━━━━━ Information supplied

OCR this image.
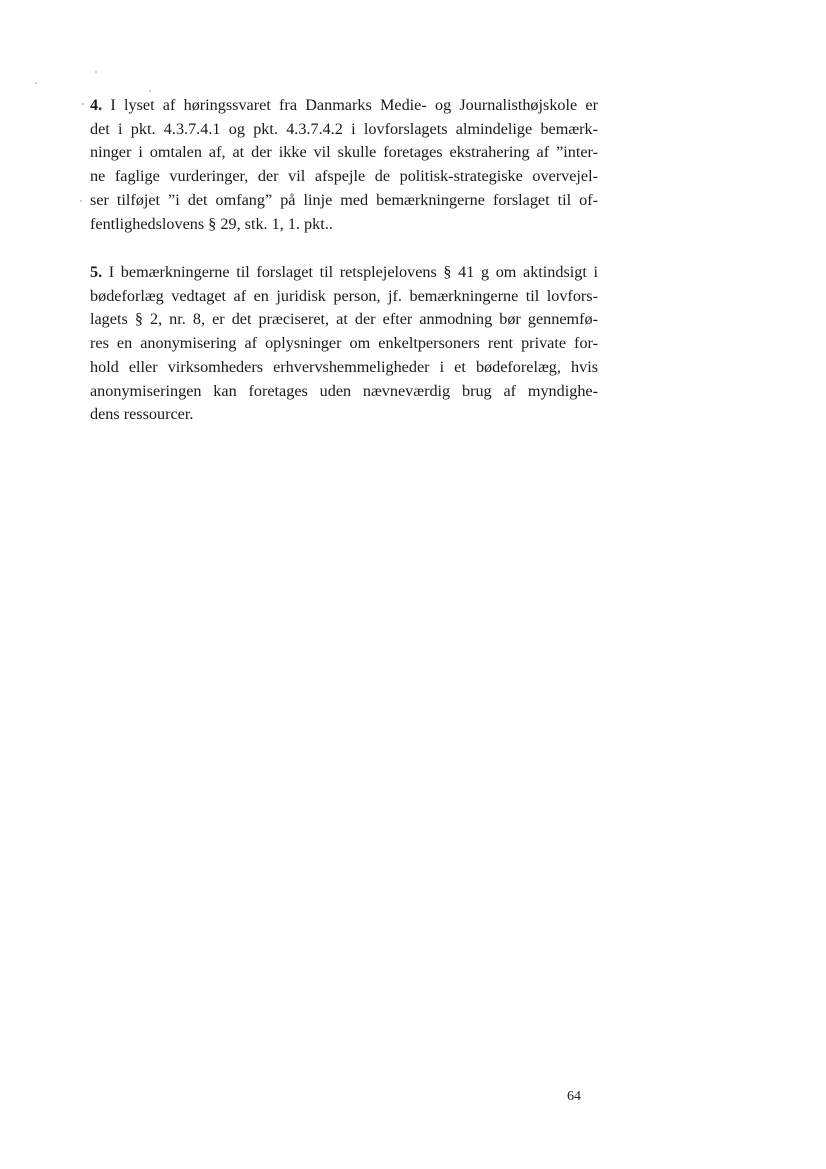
4. I lyset af høringssvaret fra Danmarks Medie- og Journalisthøjskole er
det i pkt. 4.3.7.4.1 og pkt. 4.3.7.4.2 i lovforslagets almindelige bemærk-
ninger i omtalen af, at der ikke vil skulle foretages ekstrahering af ”inter-
ne faglige vurderinger, der vil afspejle de politisk-strategiske overvejel-
ser tilføjet ”i det omfang” på linje med bemærkningerne forslaget til of-
fentlighedslovens § 29, stk. 1, 1. pkt..

5. I bemærkningerne til forslaget til retsplejelovens § 41 g om aktindsigt i
bødeforlæg vedtaget af en juridisk person, jf. bemærkningerne til lovfors-
lagets § 2, nr. 8, er det præciseret, at der efter anmodning bør gennemfø-
res en anonymisering af oplysninger om enkeltpersoners rent private for-
hold eller virksomheders erhvervshemmeligheder i et bødeforelæg, hvis
anonymiseringen kan foretages uden nævneværdig brug af myndighe-
dens ressourcer.

64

━━━━━━━━━━

Consider the entries above and return each line with the string "bemærkningerne".

__Response__:
ser tilføjet ”i det omfang” på linje med bemærkningerne forslaget til of-
5. I bemærkningerne til forslaget til retsplejelovens § 41 g om aktindsigt i
bødeforlæg vedtaget af en juridisk person, jf. bemærkningerne til lovfors-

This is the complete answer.